The problem:
Reply only with how many lines contain the word "name".
>> start
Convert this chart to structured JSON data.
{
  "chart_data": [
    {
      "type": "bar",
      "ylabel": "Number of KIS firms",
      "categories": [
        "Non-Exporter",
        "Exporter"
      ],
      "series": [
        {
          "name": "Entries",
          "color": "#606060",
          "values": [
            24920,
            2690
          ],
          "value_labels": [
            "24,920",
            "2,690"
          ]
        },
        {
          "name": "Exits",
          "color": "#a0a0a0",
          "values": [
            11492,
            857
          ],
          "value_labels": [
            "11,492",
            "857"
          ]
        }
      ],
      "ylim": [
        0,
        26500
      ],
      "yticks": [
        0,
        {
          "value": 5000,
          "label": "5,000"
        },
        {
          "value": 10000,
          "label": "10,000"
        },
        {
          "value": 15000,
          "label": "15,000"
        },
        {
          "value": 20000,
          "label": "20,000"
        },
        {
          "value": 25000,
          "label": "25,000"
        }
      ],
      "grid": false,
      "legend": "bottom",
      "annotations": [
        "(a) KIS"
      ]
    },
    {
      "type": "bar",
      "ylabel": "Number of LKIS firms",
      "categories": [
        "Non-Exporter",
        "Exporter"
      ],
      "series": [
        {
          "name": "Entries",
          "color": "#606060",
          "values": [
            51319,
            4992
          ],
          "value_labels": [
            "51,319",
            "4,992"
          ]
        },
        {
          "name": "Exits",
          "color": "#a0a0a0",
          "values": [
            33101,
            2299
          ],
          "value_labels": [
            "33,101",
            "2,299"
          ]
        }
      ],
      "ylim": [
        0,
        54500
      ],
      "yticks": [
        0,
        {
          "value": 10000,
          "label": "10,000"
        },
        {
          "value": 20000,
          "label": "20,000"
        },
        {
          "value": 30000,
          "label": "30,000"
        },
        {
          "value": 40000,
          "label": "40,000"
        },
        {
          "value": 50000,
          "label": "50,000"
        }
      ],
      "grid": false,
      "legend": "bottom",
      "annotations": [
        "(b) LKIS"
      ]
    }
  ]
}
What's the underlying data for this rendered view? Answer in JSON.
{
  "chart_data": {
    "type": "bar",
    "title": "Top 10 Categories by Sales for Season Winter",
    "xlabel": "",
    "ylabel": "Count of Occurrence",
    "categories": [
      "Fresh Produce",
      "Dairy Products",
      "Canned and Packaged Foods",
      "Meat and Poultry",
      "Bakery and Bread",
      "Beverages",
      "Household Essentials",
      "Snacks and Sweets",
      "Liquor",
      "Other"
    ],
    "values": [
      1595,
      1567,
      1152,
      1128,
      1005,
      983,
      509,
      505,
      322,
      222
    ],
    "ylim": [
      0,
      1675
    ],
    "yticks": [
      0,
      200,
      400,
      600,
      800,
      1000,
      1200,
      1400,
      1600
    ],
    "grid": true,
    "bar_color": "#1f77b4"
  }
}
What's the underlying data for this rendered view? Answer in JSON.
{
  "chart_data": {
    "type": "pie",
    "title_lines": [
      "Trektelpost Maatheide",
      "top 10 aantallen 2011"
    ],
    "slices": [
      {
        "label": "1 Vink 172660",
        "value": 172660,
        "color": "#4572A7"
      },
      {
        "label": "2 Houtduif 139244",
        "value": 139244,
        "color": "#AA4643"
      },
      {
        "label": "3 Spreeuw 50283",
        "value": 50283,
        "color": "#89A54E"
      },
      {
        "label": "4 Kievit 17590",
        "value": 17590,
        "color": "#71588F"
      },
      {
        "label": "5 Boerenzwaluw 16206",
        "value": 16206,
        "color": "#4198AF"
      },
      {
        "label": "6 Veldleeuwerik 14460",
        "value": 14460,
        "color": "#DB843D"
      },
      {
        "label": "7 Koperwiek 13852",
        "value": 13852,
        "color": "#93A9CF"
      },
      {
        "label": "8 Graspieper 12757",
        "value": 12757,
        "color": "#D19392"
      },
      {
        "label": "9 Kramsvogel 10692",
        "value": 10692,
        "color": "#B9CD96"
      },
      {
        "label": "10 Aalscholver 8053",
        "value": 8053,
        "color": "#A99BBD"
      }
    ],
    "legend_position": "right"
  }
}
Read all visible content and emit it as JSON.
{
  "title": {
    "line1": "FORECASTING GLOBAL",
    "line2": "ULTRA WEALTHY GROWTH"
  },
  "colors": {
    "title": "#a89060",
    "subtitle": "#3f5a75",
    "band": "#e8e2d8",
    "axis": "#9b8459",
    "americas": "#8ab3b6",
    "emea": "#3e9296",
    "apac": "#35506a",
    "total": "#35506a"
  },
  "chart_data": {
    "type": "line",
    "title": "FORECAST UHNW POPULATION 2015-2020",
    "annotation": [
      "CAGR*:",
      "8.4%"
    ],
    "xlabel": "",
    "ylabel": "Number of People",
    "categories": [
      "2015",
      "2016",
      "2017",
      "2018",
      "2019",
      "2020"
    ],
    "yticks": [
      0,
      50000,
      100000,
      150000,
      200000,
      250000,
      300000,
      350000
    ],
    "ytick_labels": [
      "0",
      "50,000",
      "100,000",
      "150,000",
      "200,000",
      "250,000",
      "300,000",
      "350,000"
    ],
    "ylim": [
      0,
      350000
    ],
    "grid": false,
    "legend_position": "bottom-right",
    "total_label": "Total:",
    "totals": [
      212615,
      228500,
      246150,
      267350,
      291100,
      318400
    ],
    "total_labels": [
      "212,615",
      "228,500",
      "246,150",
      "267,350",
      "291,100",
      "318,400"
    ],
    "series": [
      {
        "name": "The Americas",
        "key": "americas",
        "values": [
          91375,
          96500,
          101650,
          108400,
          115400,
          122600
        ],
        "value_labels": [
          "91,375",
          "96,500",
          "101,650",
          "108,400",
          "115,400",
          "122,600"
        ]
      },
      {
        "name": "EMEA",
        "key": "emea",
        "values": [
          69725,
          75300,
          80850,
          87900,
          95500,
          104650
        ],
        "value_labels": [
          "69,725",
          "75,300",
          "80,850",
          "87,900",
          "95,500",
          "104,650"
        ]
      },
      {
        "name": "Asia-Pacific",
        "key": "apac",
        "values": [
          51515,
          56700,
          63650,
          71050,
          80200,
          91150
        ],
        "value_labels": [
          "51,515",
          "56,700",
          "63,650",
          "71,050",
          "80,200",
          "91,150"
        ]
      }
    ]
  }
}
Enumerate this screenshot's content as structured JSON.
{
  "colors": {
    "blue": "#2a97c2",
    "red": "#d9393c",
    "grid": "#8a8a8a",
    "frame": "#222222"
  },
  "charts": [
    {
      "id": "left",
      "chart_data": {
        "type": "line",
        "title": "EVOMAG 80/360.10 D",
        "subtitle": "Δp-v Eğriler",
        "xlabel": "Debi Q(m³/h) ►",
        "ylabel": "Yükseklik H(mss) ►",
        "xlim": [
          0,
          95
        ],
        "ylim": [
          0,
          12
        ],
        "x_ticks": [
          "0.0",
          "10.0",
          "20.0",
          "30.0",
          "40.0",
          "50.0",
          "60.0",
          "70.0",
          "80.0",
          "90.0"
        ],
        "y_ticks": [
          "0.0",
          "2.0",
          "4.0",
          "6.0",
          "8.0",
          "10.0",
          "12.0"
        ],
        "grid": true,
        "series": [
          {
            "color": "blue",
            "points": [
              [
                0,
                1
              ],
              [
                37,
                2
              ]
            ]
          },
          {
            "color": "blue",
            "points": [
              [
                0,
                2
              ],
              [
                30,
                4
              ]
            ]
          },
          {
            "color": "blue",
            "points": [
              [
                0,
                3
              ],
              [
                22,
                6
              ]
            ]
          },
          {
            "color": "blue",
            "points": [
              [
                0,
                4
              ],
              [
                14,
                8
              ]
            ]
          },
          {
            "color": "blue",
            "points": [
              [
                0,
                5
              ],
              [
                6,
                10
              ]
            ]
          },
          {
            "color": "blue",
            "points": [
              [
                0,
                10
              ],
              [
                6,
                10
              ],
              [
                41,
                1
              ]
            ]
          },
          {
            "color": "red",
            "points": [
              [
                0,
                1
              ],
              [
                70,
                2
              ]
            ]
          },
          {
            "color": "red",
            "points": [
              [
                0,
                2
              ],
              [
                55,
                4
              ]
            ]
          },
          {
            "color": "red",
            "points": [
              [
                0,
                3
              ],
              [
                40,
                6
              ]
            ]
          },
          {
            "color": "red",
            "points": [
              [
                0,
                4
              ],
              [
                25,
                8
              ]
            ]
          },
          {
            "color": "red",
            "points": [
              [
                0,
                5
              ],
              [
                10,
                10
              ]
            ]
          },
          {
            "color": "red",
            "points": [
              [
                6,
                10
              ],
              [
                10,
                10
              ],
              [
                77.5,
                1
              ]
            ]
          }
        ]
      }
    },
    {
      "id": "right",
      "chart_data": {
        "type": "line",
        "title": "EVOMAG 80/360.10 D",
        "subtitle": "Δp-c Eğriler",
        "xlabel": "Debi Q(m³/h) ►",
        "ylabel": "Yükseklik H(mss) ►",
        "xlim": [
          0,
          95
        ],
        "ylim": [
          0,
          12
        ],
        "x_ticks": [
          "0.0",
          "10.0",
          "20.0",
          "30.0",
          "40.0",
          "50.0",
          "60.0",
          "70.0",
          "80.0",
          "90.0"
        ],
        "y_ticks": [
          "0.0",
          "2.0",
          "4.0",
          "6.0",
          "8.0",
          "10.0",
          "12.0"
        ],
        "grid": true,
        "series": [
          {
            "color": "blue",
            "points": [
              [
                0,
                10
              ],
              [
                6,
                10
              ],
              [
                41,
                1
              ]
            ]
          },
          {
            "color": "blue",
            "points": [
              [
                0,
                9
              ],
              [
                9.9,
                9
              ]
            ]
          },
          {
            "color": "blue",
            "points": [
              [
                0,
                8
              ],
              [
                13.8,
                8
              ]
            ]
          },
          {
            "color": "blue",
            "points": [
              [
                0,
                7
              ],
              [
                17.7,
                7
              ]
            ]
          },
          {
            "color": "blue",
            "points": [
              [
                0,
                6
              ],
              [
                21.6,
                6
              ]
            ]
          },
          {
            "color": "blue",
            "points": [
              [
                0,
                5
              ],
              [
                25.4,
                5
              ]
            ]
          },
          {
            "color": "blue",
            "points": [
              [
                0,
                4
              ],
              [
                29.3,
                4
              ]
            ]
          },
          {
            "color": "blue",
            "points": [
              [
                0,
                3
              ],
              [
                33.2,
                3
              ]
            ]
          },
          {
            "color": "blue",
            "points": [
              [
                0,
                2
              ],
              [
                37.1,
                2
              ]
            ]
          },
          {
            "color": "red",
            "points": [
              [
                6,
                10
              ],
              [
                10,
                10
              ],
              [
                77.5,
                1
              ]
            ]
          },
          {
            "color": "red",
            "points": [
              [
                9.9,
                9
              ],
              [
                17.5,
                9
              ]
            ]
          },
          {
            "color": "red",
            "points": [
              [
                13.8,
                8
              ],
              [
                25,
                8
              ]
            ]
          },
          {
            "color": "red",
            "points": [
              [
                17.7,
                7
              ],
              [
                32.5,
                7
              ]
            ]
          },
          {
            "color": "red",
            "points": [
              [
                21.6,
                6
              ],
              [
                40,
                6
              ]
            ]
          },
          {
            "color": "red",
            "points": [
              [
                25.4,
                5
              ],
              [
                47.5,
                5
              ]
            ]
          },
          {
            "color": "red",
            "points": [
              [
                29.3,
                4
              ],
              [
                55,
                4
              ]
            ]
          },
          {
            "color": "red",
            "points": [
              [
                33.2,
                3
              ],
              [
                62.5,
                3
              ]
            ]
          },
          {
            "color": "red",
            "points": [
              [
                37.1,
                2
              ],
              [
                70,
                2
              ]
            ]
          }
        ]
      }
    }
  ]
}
>> end
The completed task:
7